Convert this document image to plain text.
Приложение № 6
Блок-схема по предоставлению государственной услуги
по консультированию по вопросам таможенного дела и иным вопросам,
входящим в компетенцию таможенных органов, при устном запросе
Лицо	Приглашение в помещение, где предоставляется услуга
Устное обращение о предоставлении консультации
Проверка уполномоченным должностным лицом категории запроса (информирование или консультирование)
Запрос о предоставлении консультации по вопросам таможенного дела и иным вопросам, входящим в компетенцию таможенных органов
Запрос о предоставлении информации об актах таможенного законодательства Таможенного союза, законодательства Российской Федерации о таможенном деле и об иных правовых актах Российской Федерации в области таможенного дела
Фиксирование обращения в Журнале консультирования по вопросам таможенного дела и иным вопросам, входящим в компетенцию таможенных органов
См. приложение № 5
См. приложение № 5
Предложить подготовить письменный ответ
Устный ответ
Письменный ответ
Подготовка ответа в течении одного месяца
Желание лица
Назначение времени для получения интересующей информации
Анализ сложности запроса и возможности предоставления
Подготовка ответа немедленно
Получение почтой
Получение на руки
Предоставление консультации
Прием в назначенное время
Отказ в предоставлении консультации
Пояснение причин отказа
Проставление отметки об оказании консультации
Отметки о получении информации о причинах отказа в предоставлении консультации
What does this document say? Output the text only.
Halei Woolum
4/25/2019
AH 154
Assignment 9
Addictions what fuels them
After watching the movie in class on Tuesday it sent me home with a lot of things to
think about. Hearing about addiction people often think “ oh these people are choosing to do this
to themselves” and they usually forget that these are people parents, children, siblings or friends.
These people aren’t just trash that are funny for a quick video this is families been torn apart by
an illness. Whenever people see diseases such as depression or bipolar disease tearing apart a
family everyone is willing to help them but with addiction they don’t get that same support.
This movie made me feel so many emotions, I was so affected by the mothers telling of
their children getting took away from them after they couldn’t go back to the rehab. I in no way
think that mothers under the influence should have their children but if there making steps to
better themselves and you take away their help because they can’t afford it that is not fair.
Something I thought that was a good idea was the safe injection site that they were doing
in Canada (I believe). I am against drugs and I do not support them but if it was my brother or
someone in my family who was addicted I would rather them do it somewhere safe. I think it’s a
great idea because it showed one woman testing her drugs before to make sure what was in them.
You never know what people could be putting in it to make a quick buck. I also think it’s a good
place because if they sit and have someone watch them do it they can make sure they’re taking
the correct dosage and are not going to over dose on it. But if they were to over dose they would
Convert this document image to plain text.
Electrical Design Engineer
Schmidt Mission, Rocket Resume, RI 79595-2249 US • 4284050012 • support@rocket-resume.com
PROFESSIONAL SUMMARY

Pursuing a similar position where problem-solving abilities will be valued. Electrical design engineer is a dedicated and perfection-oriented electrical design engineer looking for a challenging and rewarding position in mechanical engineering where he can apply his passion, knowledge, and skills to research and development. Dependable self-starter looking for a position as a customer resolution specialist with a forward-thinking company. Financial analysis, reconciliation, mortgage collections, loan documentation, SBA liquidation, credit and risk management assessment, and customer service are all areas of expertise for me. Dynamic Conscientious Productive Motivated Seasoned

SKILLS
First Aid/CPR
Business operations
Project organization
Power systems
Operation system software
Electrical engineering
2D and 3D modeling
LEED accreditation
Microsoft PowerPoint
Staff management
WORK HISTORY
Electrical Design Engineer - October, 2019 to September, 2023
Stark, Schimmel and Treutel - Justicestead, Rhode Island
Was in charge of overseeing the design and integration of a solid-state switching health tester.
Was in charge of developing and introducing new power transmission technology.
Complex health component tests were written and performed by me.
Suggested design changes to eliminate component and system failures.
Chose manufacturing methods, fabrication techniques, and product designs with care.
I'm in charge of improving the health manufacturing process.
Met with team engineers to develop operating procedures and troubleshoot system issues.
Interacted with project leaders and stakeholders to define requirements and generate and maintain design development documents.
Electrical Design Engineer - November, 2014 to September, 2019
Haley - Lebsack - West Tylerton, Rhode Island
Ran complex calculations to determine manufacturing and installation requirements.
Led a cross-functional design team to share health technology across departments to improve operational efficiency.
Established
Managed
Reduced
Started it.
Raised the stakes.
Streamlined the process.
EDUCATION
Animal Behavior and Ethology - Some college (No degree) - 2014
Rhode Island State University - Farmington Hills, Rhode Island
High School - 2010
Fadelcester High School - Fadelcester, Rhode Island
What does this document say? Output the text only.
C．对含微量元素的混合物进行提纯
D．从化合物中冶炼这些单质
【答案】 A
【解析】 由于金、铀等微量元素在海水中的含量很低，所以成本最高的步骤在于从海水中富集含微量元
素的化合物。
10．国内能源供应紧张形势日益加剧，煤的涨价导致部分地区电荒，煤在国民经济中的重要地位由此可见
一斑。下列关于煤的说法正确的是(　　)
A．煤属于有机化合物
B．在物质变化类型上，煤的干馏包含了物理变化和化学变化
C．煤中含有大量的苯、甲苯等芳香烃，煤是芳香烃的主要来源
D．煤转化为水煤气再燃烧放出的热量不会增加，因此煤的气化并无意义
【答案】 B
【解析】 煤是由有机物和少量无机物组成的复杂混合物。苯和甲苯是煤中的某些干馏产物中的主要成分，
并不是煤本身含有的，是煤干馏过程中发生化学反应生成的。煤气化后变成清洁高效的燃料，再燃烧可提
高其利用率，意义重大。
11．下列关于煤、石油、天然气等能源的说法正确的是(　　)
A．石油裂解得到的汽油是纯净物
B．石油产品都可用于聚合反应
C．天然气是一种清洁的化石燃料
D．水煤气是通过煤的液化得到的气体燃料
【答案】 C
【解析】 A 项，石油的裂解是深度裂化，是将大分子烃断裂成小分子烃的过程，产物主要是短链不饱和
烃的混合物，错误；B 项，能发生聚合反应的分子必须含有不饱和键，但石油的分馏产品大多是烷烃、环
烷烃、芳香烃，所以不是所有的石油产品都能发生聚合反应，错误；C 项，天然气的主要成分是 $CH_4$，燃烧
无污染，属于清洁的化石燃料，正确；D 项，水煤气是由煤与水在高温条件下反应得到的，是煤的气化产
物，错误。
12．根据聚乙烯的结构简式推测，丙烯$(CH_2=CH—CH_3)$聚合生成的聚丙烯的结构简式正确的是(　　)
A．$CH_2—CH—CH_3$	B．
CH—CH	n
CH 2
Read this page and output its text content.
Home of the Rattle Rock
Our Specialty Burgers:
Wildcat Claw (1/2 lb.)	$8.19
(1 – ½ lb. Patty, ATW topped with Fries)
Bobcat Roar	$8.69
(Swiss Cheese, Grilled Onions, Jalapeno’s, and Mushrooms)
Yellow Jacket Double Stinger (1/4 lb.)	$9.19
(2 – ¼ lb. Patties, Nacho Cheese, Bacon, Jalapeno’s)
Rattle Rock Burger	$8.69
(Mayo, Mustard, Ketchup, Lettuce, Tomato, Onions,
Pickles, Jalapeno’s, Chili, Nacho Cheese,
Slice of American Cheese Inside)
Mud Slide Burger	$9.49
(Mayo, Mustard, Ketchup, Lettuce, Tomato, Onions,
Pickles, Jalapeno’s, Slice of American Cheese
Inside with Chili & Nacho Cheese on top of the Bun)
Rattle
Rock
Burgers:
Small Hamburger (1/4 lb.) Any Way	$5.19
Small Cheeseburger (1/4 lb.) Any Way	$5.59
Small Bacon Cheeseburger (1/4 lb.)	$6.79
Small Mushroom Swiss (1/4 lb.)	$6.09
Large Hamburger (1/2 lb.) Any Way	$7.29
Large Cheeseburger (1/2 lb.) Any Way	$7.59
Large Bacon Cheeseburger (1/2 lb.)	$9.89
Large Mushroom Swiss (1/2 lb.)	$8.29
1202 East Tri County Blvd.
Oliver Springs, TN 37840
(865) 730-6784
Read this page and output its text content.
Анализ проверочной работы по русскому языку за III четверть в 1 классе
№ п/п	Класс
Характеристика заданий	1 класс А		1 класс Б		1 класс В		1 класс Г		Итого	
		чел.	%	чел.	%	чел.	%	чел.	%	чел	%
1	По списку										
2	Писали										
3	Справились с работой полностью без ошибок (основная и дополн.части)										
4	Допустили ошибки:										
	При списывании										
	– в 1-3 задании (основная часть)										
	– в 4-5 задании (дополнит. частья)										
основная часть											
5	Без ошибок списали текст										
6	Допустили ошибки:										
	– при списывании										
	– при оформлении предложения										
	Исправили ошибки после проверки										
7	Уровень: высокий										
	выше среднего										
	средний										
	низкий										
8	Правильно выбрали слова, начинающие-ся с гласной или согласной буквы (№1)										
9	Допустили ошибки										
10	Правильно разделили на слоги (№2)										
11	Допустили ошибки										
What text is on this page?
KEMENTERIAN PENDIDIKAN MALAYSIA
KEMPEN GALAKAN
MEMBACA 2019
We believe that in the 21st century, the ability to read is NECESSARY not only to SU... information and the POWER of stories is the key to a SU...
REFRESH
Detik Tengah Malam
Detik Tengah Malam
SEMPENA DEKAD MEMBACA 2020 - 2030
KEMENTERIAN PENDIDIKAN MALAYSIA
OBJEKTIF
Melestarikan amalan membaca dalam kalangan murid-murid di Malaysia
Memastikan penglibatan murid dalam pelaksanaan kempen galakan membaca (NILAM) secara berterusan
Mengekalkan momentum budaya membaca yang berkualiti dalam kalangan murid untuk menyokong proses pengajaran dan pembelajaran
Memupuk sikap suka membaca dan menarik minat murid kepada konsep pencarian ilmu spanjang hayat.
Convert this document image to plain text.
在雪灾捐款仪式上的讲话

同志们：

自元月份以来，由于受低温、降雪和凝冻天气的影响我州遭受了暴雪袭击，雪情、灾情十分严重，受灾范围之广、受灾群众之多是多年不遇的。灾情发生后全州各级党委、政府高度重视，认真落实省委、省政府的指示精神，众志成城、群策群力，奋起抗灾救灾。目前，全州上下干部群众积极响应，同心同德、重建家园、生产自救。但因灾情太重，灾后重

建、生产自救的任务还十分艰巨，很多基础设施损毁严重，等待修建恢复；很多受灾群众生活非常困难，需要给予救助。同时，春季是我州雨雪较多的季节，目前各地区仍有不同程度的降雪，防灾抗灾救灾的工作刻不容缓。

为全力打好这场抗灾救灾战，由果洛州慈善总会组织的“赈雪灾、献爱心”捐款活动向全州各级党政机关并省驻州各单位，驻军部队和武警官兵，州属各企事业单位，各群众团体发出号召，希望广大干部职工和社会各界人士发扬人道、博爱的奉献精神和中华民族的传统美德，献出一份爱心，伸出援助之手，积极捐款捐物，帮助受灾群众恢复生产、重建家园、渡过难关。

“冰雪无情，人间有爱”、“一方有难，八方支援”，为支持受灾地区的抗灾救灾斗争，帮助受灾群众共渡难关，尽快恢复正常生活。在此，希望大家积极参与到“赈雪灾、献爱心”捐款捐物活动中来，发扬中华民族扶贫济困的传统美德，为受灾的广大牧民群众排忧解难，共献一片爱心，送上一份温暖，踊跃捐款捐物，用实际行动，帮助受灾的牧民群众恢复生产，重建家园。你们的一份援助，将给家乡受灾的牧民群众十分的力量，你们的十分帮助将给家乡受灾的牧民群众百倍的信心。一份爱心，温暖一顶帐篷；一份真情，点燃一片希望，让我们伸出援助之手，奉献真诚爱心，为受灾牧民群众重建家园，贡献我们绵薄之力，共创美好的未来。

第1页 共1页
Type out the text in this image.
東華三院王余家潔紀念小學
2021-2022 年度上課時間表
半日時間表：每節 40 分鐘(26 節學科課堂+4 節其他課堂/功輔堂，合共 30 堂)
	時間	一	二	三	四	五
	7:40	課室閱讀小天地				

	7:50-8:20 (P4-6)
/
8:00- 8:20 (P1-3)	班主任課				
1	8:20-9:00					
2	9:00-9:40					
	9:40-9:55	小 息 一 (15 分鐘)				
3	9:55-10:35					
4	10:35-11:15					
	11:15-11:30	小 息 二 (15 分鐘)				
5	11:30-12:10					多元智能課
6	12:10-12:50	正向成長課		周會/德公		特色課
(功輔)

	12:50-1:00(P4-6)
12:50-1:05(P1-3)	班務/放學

--------

## WORK TO DO
Give only a number: how many lines of the data hold the string "their"?

## RESULT OF THE TASK
3